What to do:
Restate the whole of the material. Keep every word, and drop the pictures.

### The data ###

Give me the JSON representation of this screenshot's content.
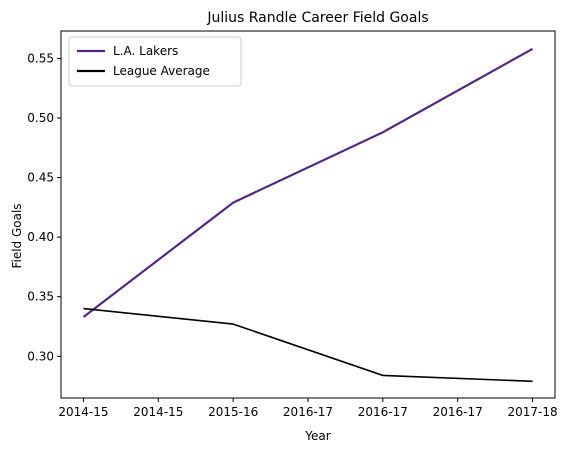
{
  "chart_data": {
    "type": "line",
    "title": "Julius Randle Career Field Goals",
    "xlabel": "Year",
    "ylabel": "Field Goals",
    "x": [
      0,
      1,
      2,
      3
    ],
    "x_tick_positions": [
      0,
      0.5,
      1,
      1.5,
      2,
      2.5,
      3
    ],
    "x_tick_labels": [
      "2014-15",
      "2014-15",
      "2015-16",
      "2016-17",
      "2016-17",
      "2016-17",
      "2017-18"
    ],
    "y_ticks": [
      0.3,
      0.35,
      0.4,
      0.45,
      0.5,
      0.55
    ],
    "y_tick_labels": [
      "0.30",
      "0.35",
      "0.40",
      "0.45",
      "0.50",
      "0.55"
    ],
    "xlim": [
      -0.15,
      3.15
    ],
    "ylim": [
      0.265,
      0.573
    ],
    "grid": false,
    "legend_position": "top-left",
    "series": [
      {
        "name": "L.A. Lakers",
        "color": "#552583",
        "values": [
          0.333,
          0.429,
          0.488,
          0.558
        ]
      },
      {
        "name": "League Average",
        "color": "#000000",
        "values": [
          0.34,
          0.327,
          0.284,
          0.279
        ]
      }
    ]
  }
}
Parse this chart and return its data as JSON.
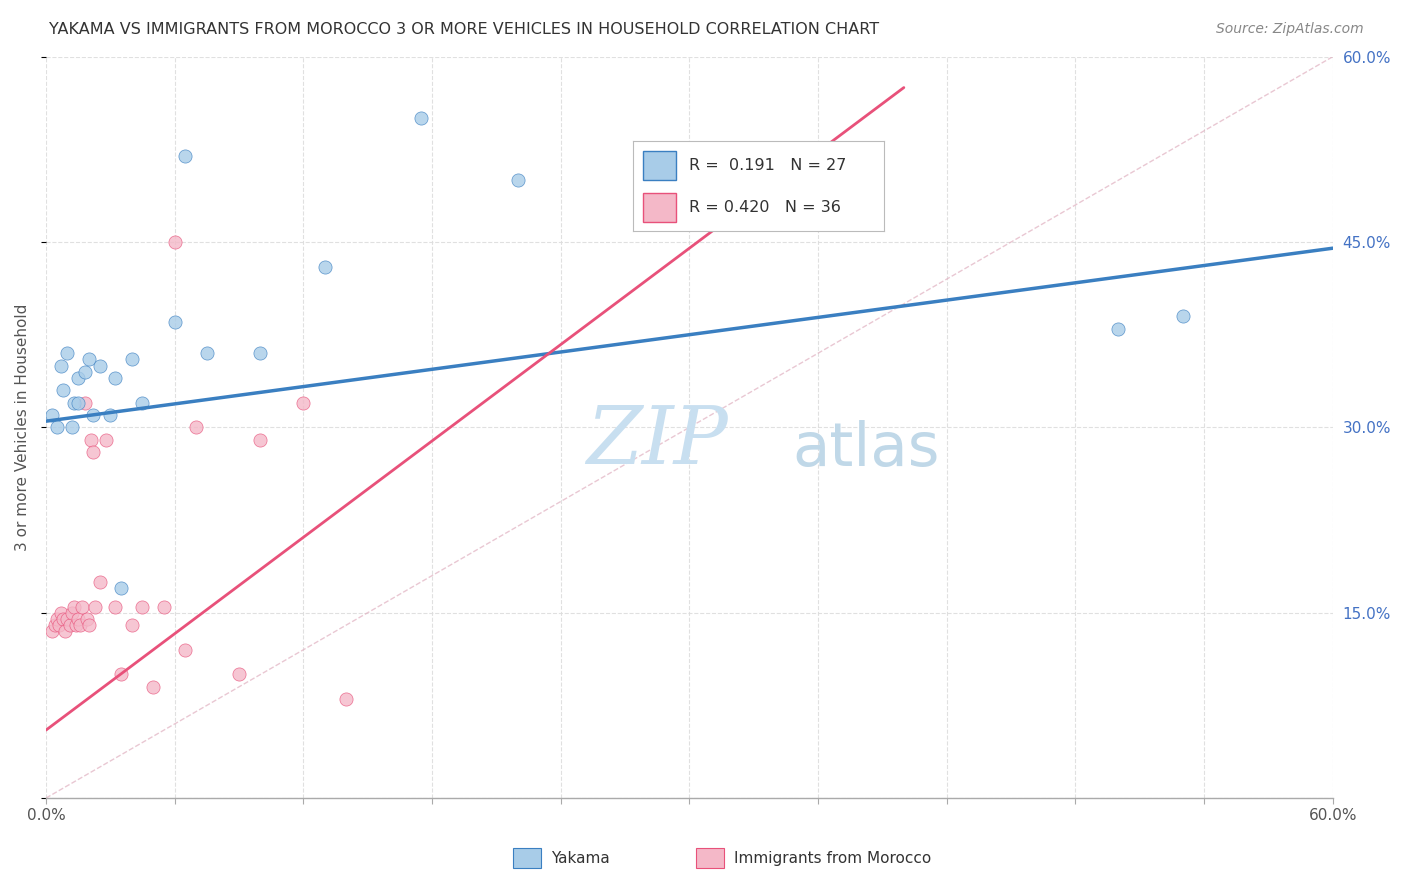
{
  "title": "YAKAMA VS IMMIGRANTS FROM MOROCCO 3 OR MORE VEHICLES IN HOUSEHOLD CORRELATION CHART",
  "source": "Source: ZipAtlas.com",
  "ylabel": "3 or more Vehicles in Household",
  "xlim": [
    0.0,
    0.6
  ],
  "ylim": [
    0.0,
    0.6
  ],
  "xticks": [
    0.0,
    0.06,
    0.12,
    0.18,
    0.24,
    0.3,
    0.36,
    0.42,
    0.48,
    0.54,
    0.6
  ],
  "yticks": [
    0.0,
    0.15,
    0.3,
    0.45,
    0.6
  ],
  "xticklabels_show": [
    "0.0%",
    "60.0%"
  ],
  "yticklabels_right": [
    "",
    "15.0%",
    "30.0%",
    "45.0%",
    "60.0%"
  ],
  "legend_label1": "Yakama",
  "legend_label2": "Immigrants from Morocco",
  "R1": "0.191",
  "N1": "27",
  "R2": "0.420",
  "N2": "36",
  "color1": "#a8cce8",
  "color2": "#f4b8c8",
  "line_color1": "#3a7fc1",
  "line_color2": "#e8517a",
  "diagonal_color": "#cccccc",
  "background_color": "#ffffff",
  "grid_color": "#dddddd",
  "yakama_x": [
    0.003,
    0.005,
    0.007,
    0.008,
    0.01,
    0.012,
    0.013,
    0.015,
    0.015,
    0.018,
    0.02,
    0.022,
    0.025,
    0.03,
    0.032,
    0.035,
    0.04,
    0.045,
    0.06,
    0.065,
    0.075,
    0.1,
    0.13,
    0.175,
    0.22,
    0.5,
    0.53
  ],
  "yakama_y": [
    0.31,
    0.3,
    0.35,
    0.33,
    0.36,
    0.3,
    0.32,
    0.34,
    0.32,
    0.345,
    0.355,
    0.31,
    0.35,
    0.31,
    0.34,
    0.17,
    0.355,
    0.32,
    0.385,
    0.52,
    0.36,
    0.36,
    0.43,
    0.55,
    0.5,
    0.38,
    0.39
  ],
  "morocco_x": [
    0.003,
    0.004,
    0.005,
    0.006,
    0.007,
    0.008,
    0.009,
    0.01,
    0.011,
    0.012,
    0.013,
    0.014,
    0.015,
    0.016,
    0.017,
    0.018,
    0.019,
    0.02,
    0.021,
    0.022,
    0.023,
    0.025,
    0.028,
    0.032,
    0.035,
    0.04,
    0.045,
    0.05,
    0.055,
    0.06,
    0.065,
    0.07,
    0.09,
    0.1,
    0.12,
    0.14
  ],
  "morocco_y": [
    0.135,
    0.14,
    0.145,
    0.14,
    0.15,
    0.145,
    0.135,
    0.145,
    0.14,
    0.15,
    0.155,
    0.14,
    0.145,
    0.14,
    0.155,
    0.32,
    0.145,
    0.14,
    0.29,
    0.28,
    0.155,
    0.175,
    0.29,
    0.155,
    0.1,
    0.14,
    0.155,
    0.09,
    0.155,
    0.45,
    0.12,
    0.3,
    0.1,
    0.29,
    0.32,
    0.08
  ],
  "watermark_zip": "ZIP",
  "watermark_atlas": "atlas",
  "watermark_color_zip": "#c8dff0",
  "watermark_color_atlas": "#c0d8e8",
  "figsize": [
    14.06,
    8.92
  ],
  "dpi": 100,
  "blue_line_x0": 0.0,
  "blue_line_y0": 0.305,
  "blue_line_x1": 0.6,
  "blue_line_y1": 0.445,
  "pink_line_x0": 0.0,
  "pink_line_y0": 0.055,
  "pink_line_x1": 0.3,
  "pink_line_y1": 0.445
}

###

Result of this exercise:
Give me the JSON representation of this screenshot's content.
{
  "chart_data": {
    "type": "line",
    "title": "Julius Randle Career Field Goals",
    "xlabel": "Year",
    "ylabel": "Field Goals",
    "x": [
      0,
      1,
      2,
      3
    ],
    "x_tick_positions": [
      0,
      0.5,
      1,
      1.5,
      2,
      2.5,
      3
    ],
    "x_tick_labels": [
      "2014-15",
      "2014-15",
      "2015-16",
      "2016-17",
      "2016-17",
      "2016-17",
      "2017-18"
    ],
    "y_ticks": [
      0.3,
      0.35,
      0.4,
      0.45,
      0.5,
      0.55
    ],
    "y_tick_labels": [
      "0.30",
      "0.35",
      "0.40",
      "0.45",
      "0.50",
      "0.55"
    ],
    "xlim": [
      -0.15,
      3.15
    ],
    "ylim": [
      0.265,
      0.573
    ],
    "grid": false,
    "legend_position": "top-left",
    "series": [
      {
        "name": "L.A. Lakers",
        "color": "#552583",
        "values": [
          0.333,
          0.429,
          0.488,
          0.558
        ]
      },
      {
        "name": "League Average",
        "color": "#000000",
        "values": [
          0.34,
          0.327,
          0.284,
          0.279
        ]
      }
    ]
  }
}
Parse this chart and return its data as JSON.
{
  "title": "YAKAMA VS IMMIGRANTS FROM MOROCCO 3 OR MORE VEHICLES IN HOUSEHOLD CORRELATION CHART",
  "source": "Source: ZipAtlas.com",
  "ylabel": "3 or more Vehicles in Household",
  "xlim": [
    0.0,
    0.6
  ],
  "ylim": [
    0.0,
    0.6
  ],
  "xticks": [
    0.0,
    0.06,
    0.12,
    0.18,
    0.24,
    0.3,
    0.36,
    0.42,
    0.48,
    0.54,
    0.6
  ],
  "yticks": [
    0.0,
    0.15,
    0.3,
    0.45,
    0.6
  ],
  "xticklabels_show": [
    "0.0%",
    "60.0%"
  ],
  "yticklabels_right": [
    "",
    "15.0%",
    "30.0%",
    "45.0%",
    "60.0%"
  ],
  "legend_label1": "Yakama",
  "legend_label2": "Immigrants from Morocco",
  "R1": "0.191",
  "N1": "27",
  "R2": "0.420",
  "N2": "36",
  "color1": "#a8cce8",
  "color2": "#f4b8c8",
  "line_color1": "#3a7fc1",
  "line_color2": "#e8517a",
  "diagonal_color": "#cccccc",
  "background_color": "#ffffff",
  "grid_color": "#dddddd",
  "yakama_x": [
    0.003,
    0.005,
    0.007,
    0.008,
    0.01,
    0.012,
    0.013,
    0.015,
    0.015,
    0.018,
    0.02,
    0.022,
    0.025,
    0.03,
    0.032,
    0.035,
    0.04,
    0.045,
    0.06,
    0.065,
    0.075,
    0.1,
    0.13,
    0.175,
    0.22,
    0.5,
    0.53
  ],
  "yakama_y": [
    0.31,
    0.3,
    0.35,
    0.33,
    0.36,
    0.3,
    0.32,
    0.34,
    0.32,
    0.345,
    0.355,
    0.31,
    0.35,
    0.31,
    0.34,
    0.17,
    0.355,
    0.32,
    0.385,
    0.52,
    0.36,
    0.36,
    0.43,
    0.55,
    0.5,
    0.38,
    0.39
  ],
  "morocco_x": [
    0.003,
    0.004,
    0.005,
    0.006,
    0.007,
    0.008,
    0.009,
    0.01,
    0.011,
    0.012,
    0.013,
    0.014,
    0.015,
    0.016,
    0.017,
    0.018,
    0.019,
    0.02,
    0.021,
    0.022,
    0.023,
    0.025,
    0.028,
    0.032,
    0.035,
    0.04,
    0.045,
    0.05,
    0.055,
    0.06,
    0.065,
    0.07,
    0.09,
    0.1,
    0.12,
    0.14
  ],
  "morocco_y": [
    0.135,
    0.14,
    0.145,
    0.14,
    0.15,
    0.145,
    0.135,
    0.145,
    0.14,
    0.15,
    0.155,
    0.14,
    0.145,
    0.14,
    0.155,
    0.32,
    0.145,
    0.14,
    0.29,
    0.28,
    0.155,
    0.175,
    0.29,
    0.155,
    0.1,
    0.14,
    0.155,
    0.09,
    0.155,
    0.45,
    0.12,
    0.3,
    0.1,
    0.29,
    0.32,
    0.08
  ],
  "watermark_zip": "ZIP",
  "watermark_atlas": "atlas",
  "watermark_color_zip": "#c8dff0",
  "watermark_color_atlas": "#c0d8e8",
  "figsize": [
    14.06,
    8.92
  ],
  "dpi": 100,
  "blue_line_x0": 0.0,
  "blue_line_y0": 0.305,
  "blue_line_x1": 0.6,
  "blue_line_y1": 0.445,
  "pink_line_x0": 0.0,
  "pink_line_y0": 0.055,
  "pink_line_x1": 0.3,
  "pink_line_y1": 0.445
}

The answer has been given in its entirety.